(Material supplied)

....................

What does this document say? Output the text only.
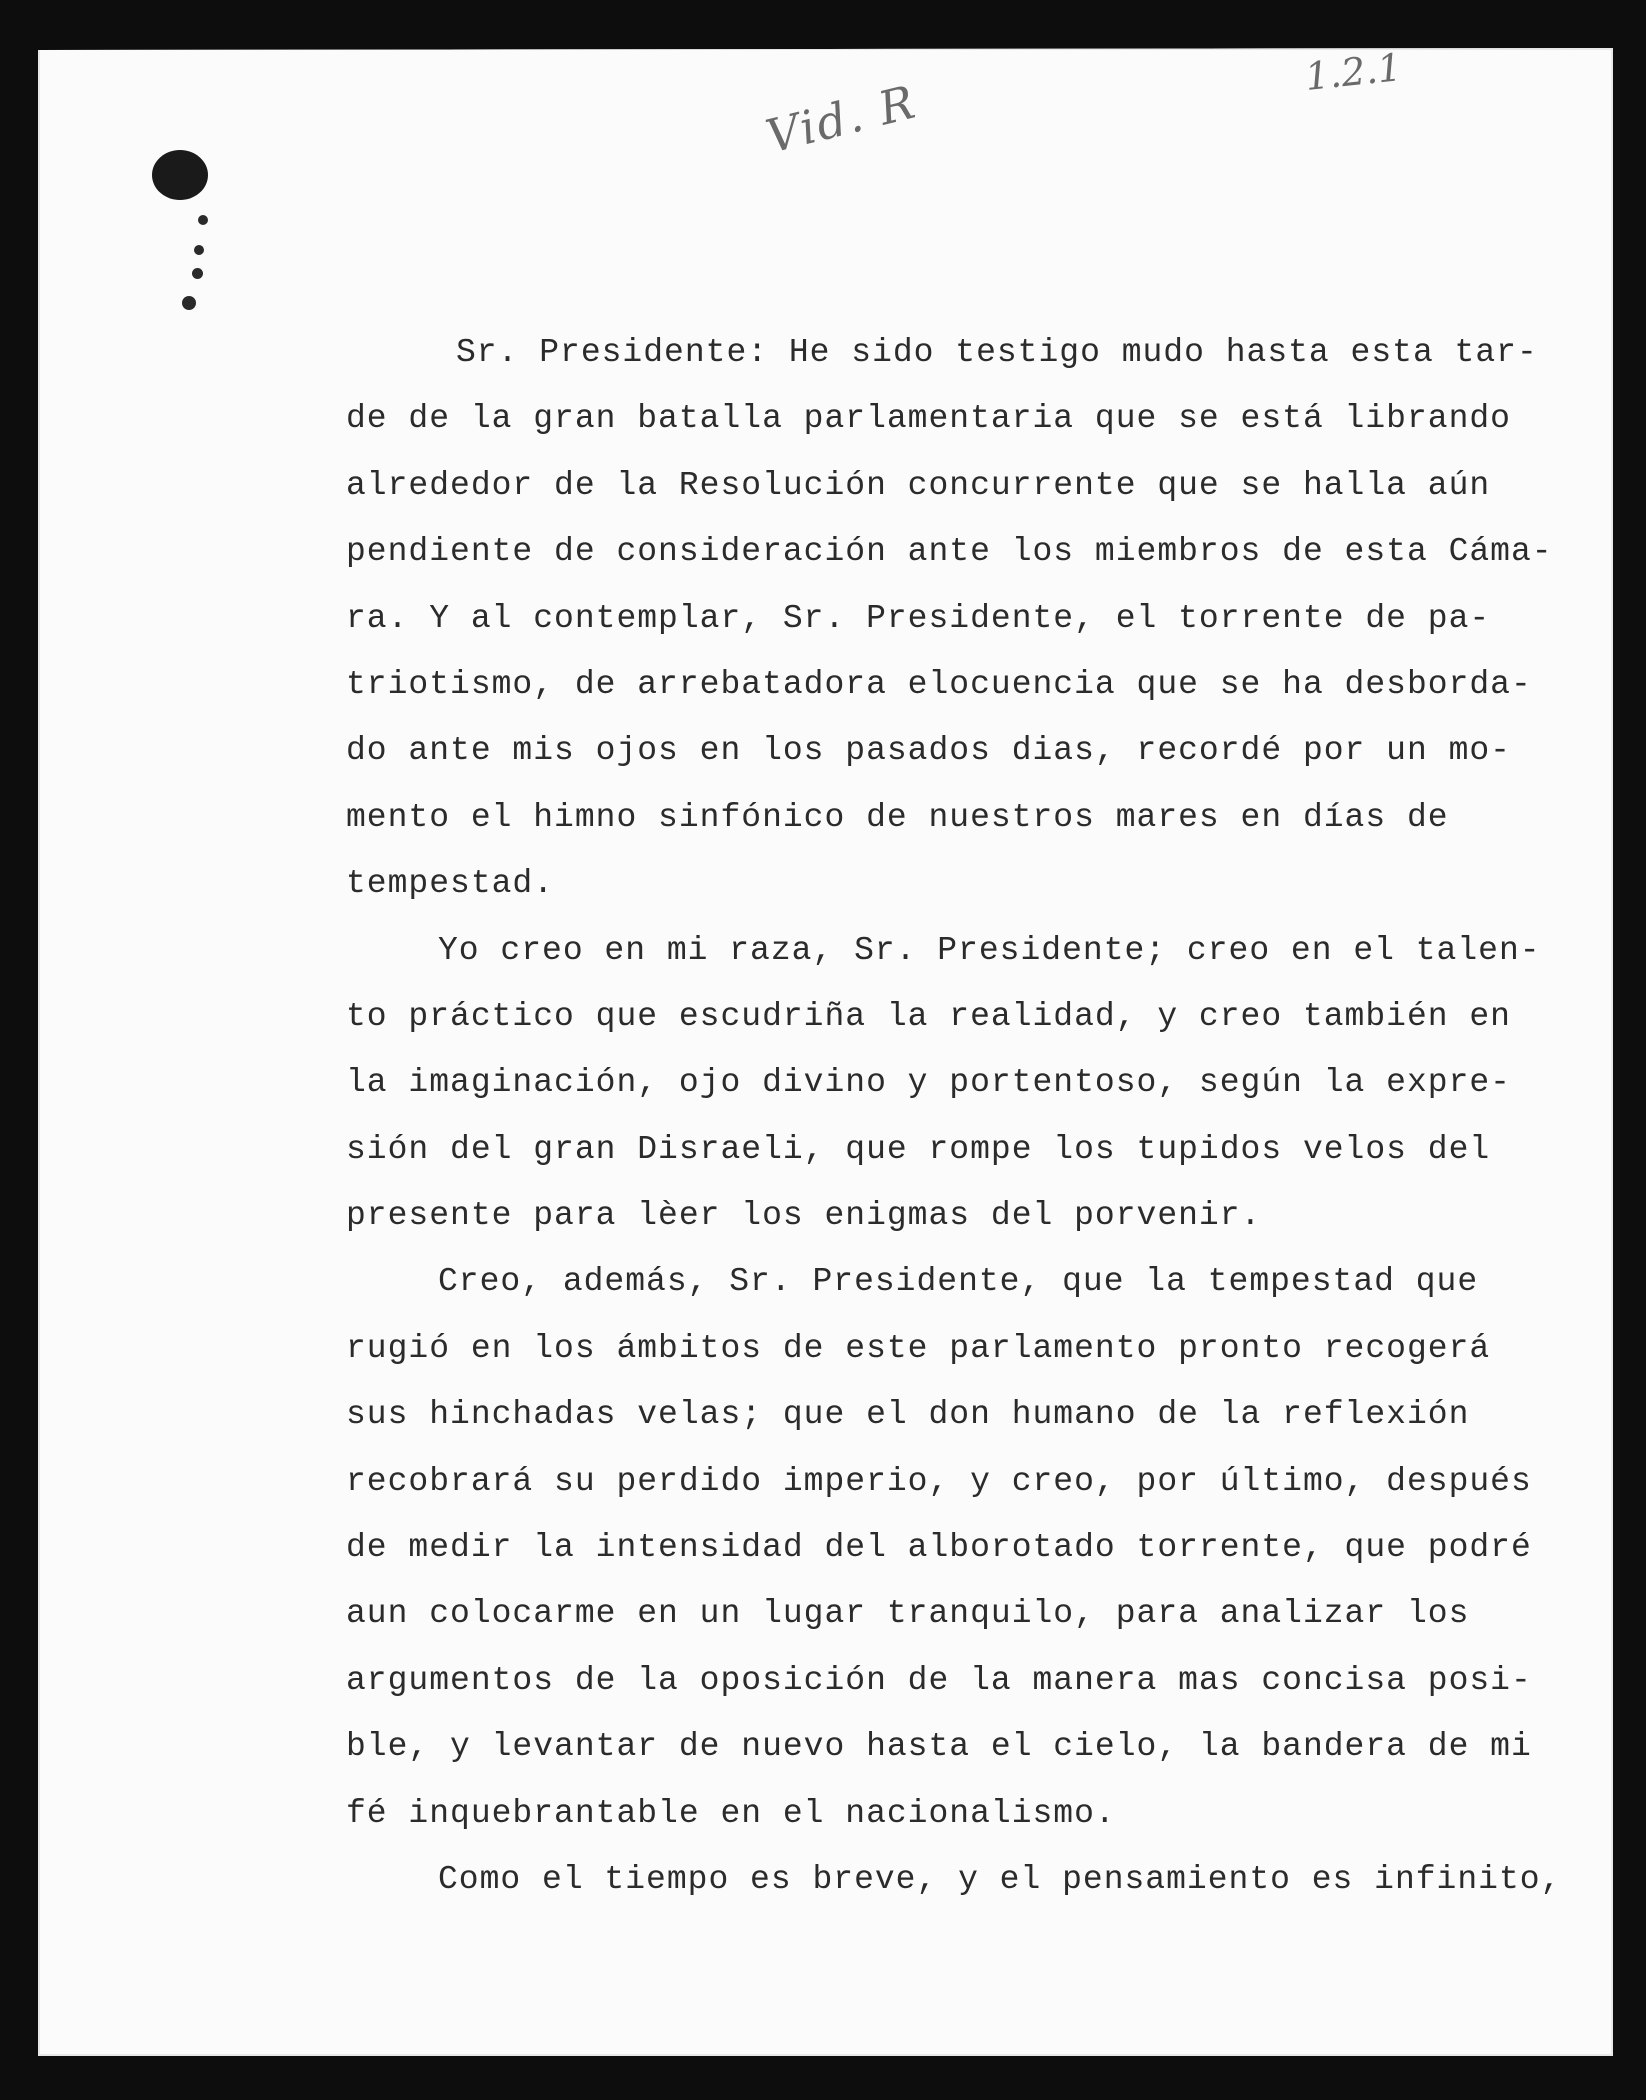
Vid. R
1.2.1
Sr. Presidente: He sido testigo mudo hasta esta tar-
de de la gran batalla parlamentaria que se está librando
alrededor de la Resolución concurrente que se halla aún
pendiente de consideración ante los miembros de esta Cáma-
ra. Y al contemplar, Sr. Presidente, el torrente de pa-
triotismo, de arrebatadora elocuencia que se ha desborda-
do ante mis ojos en los pasados dias, recordé por un mo-
mento el himno sinfónico de nuestros mares en días de
tempestad.
Yo creo en mi raza, Sr. Presidente; creo en el talen-
to práctico que escudriña la realidad, y creo también en
la imaginación, ojo divino y portentoso, según la expre-
sión del gran Disraeli, que rompe los tupidos velos del
presente para lèer los enigmas del porvenir.
Creo, además, Sr. Presidente, que la tempestad que
rugió en los ámbitos de este parlamento pronto recogerá
sus hinchadas velas; que el don humano de la reflexión
recobrará su perdido imperio, y creo, por último, después
de medir la intensidad del alborotado torrente, que podré
aun colocarme en un lugar tranquilo, para analizar los
argumentos de la oposición de la manera mas concisa posi-
ble, y levantar de nuevo hasta el cielo, la bandera de mi
fé inquebrantable en el nacionalismo.
Como el tiempo es breve, y el pensamiento es infinito,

....................

(Exercise description) Using the records given above, list every line that includes the word "gran".

(Worked answer)
de de la gran batalla parlamentaria que se está librando
sión del gran Disraeli, que rompe los tupidos velos del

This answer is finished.